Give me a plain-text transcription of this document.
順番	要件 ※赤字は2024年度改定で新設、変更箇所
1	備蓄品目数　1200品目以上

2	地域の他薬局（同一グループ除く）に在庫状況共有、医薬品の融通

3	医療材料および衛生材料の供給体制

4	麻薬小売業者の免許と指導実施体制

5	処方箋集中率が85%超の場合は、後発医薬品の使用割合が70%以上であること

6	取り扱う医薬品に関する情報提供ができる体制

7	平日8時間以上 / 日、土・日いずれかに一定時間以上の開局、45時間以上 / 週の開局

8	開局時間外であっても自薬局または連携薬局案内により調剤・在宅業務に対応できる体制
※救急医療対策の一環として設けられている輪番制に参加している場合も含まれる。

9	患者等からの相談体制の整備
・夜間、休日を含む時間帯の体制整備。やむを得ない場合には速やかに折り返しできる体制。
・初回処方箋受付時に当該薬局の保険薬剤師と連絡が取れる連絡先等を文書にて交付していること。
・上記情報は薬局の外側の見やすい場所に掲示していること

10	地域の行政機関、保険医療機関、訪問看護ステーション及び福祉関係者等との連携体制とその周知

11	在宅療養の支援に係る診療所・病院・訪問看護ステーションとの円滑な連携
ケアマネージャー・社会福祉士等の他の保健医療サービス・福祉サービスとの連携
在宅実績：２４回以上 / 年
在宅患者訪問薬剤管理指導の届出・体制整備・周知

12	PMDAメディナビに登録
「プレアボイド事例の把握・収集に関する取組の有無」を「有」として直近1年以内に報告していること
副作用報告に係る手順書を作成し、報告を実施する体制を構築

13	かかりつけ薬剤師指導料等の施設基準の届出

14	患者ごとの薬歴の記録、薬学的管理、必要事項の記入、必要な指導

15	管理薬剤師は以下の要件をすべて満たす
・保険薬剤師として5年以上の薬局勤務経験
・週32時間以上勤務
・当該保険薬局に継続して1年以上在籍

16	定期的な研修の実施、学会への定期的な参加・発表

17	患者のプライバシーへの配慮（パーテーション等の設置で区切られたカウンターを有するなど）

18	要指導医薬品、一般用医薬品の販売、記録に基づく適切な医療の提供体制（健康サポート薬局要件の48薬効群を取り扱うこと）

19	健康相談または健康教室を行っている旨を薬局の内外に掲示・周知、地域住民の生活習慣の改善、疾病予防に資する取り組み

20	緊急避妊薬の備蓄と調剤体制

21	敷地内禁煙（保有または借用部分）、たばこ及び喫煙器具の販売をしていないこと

┄┄┄┄┄┄

*YOUR GOAL*: Faithfully copy every entry, leaving nothing out.

*TASK RESULT*:
Give me a plain-text transcription of this document.
順番	要件 ※赤字は2024年度改定で新設、変更箇所
1	備蓄品目数　1200品目以上

2	地域の他薬局（同一グループ除く）に在庫状況共有、医薬品の融通

3	医療材料および衛生材料の供給体制

4	麻薬小売業者の免許と指導実施体制

5	処方箋集中率が85%超の場合は、後発医薬品の使用割合が70%以上であること

6	取り扱う医薬品に関する情報提供ができる体制

7	平日8時間以上 / 日、土・日いずれかに一定時間以上の開局、45時間以上 / 週の開局

8	開局時間外であっても自薬局または連携薬局案内により調剤・在宅業務に対応できる体制
※救急医療対策の一環として設けられている輪番制に参加している場合も含まれる。

9	患者等からの相談体制の整備
・夜間、休日を含む時間帯の体制整備。やむを得ない場合には速やかに折り返しできる体制。
・初回処方箋受付時に当該薬局の保険薬剤師と連絡が取れる連絡先等を文書にて交付していること。
・上記情報は薬局の外側の見やすい場所に掲示していること

10	地域の行政機関、保険医療機関、訪問看護ステーション及び福祉関係者等との連携体制とその周知

11	在宅療養の支援に係る診療所・病院・訪問看護ステーションとの円滑な連携
ケアマネージャー・社会福祉士等の他の保健医療サービス・福祉サービスとの連携
在宅実績：２４回以上 / 年
在宅患者訪問薬剤管理指導の届出・体制整備・周知

12	PMDAメディナビに登録
「プレアボイド事例の把握・収集に関する取組の有無」を「有」として直近1年以内に報告していること
副作用報告に係る手順書を作成し、報告を実施する体制を構築

13	かかりつけ薬剤師指導料等の施設基準の届出

14	患者ごとの薬歴の記録、薬学的管理、必要事項の記入、必要な指導

15	管理薬剤師は以下の要件をすべて満たす
・保険薬剤師として5年以上の薬局勤務経験
・週32時間以上勤務
・当該保険薬局に継続して1年以上在籍

16	定期的な研修の実施、学会への定期的な参加・発表

17	患者のプライバシーへの配慮（パーテーション等の設置で区切られたカウンターを有するなど）

18	要指導医薬品、一般用医薬品の販売、記録に基づく適切な医療の提供体制（健康サポート薬局要件の48薬効群を取り扱うこと）

19	健康相談または健康教室を行っている旨を薬局の内外に掲示・周知、地域住民の生活習慣の改善、疾病予防に資する取り組み

20	緊急避妊薬の備蓄と調剤体制

21	敷地内禁煙（保有または借用部分）、たばこ及び喫煙器具の販売をしていないこと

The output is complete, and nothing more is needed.